Data entries:

= = = = = = =

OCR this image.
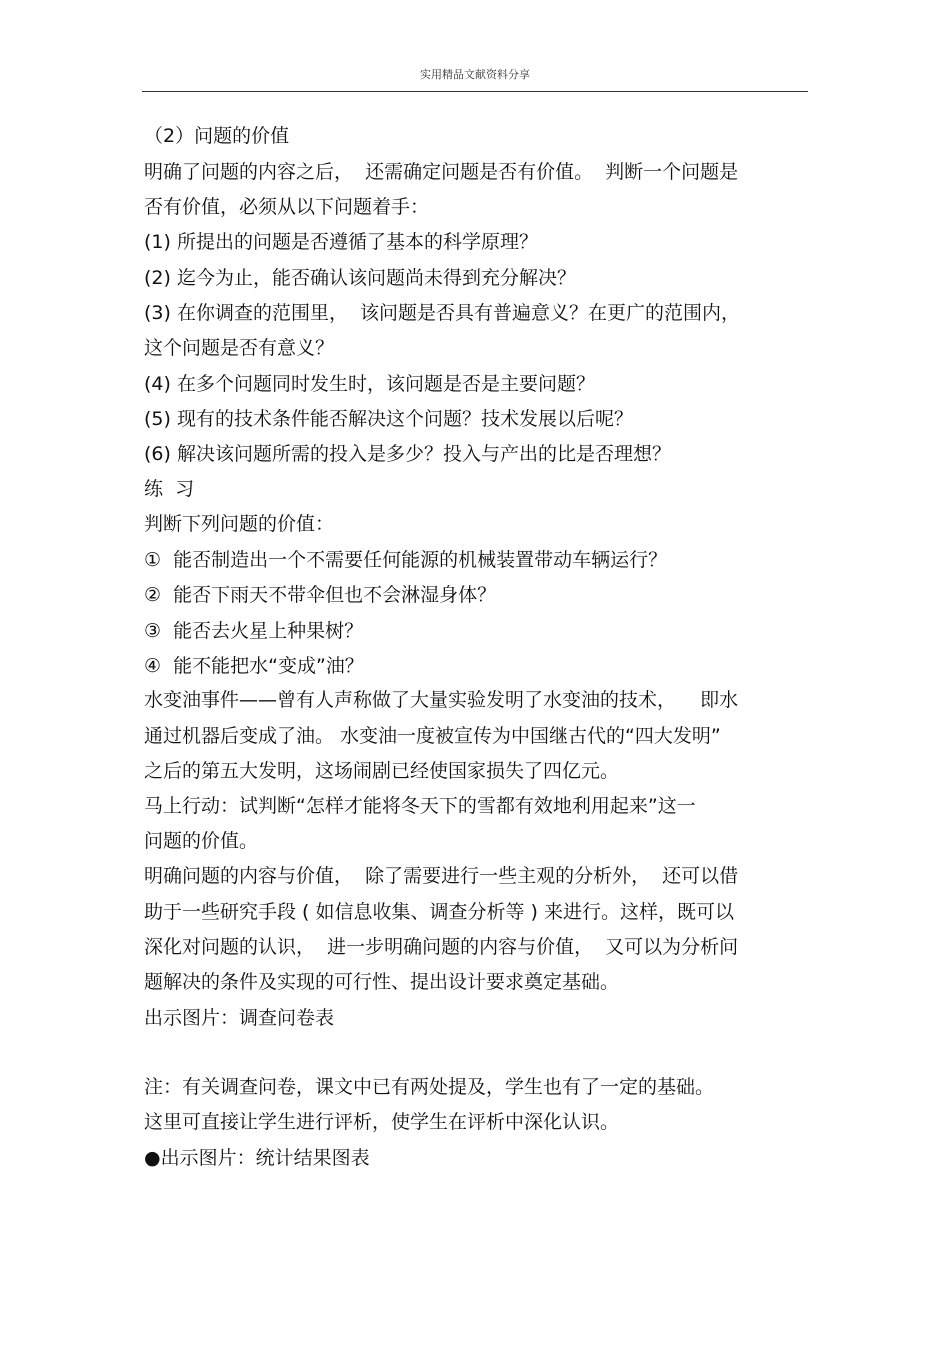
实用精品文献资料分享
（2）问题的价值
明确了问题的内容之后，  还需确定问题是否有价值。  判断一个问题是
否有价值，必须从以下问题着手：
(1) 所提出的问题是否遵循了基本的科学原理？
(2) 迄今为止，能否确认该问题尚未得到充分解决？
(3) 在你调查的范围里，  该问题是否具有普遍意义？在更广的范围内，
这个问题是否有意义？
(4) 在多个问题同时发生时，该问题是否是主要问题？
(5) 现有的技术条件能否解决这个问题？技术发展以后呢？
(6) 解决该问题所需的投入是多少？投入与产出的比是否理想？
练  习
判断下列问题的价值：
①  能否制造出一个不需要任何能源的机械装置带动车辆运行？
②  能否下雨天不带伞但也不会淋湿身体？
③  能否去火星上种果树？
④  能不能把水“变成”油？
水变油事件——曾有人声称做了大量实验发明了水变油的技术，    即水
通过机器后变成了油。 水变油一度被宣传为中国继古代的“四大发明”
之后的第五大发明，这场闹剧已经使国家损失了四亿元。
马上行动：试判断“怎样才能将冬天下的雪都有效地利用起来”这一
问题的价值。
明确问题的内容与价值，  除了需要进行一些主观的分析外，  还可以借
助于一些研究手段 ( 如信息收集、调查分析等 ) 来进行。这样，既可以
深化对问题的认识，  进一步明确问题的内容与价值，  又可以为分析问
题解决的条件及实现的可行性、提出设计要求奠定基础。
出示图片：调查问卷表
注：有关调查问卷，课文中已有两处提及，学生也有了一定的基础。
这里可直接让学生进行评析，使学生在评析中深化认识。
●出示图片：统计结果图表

= = = = = = =

Pictures are to be left out; all else in the entries above is to be quoted exactly.

OCR this image.
实用精品文献资料分享
（2）问题的价值
明确了问题的内容之后，  还需确定问题是否有价值。  判断一个问题是
否有价值，必须从以下问题着手：
(1) 所提出的问题是否遵循了基本的科学原理？
(2) 迄今为止，能否确认该问题尚未得到充分解决？
(3) 在你调查的范围里，  该问题是否具有普遍意义？在更广的范围内，
这个问题是否有意义？
(4) 在多个问题同时发生时，该问题是否是主要问题？
(5) 现有的技术条件能否解决这个问题？技术发展以后呢？
(6) 解决该问题所需的投入是多少？投入与产出的比是否理想？
练  习
判断下列问题的价值：
①  能否制造出一个不需要任何能源的机械装置带动车辆运行？
②  能否下雨天不带伞但也不会淋湿身体？
③  能否去火星上种果树？
④  能不能把水“变成”油？
水变油事件——曾有人声称做了大量实验发明了水变油的技术，    即水
通过机器后变成了油。 水变油一度被宣传为中国继古代的“四大发明”
之后的第五大发明，这场闹剧已经使国家损失了四亿元。
马上行动：试判断“怎样才能将冬天下的雪都有效地利用起来”这一
问题的价值。
明确问题的内容与价值，  除了需要进行一些主观的分析外，  还可以借
助于一些研究手段 ( 如信息收集、调查分析等 ) 来进行。这样，既可以
深化对问题的认识，  进一步明确问题的内容与价值，  又可以为分析问
题解决的条件及实现的可行性、提出设计要求奠定基础。
出示图片：调查问卷表
注：有关调查问卷，课文中已有两处提及，学生也有了一定的基础。
这里可直接让学生进行评析，使学生在评析中深化认识。
●出示图片：统计结果图表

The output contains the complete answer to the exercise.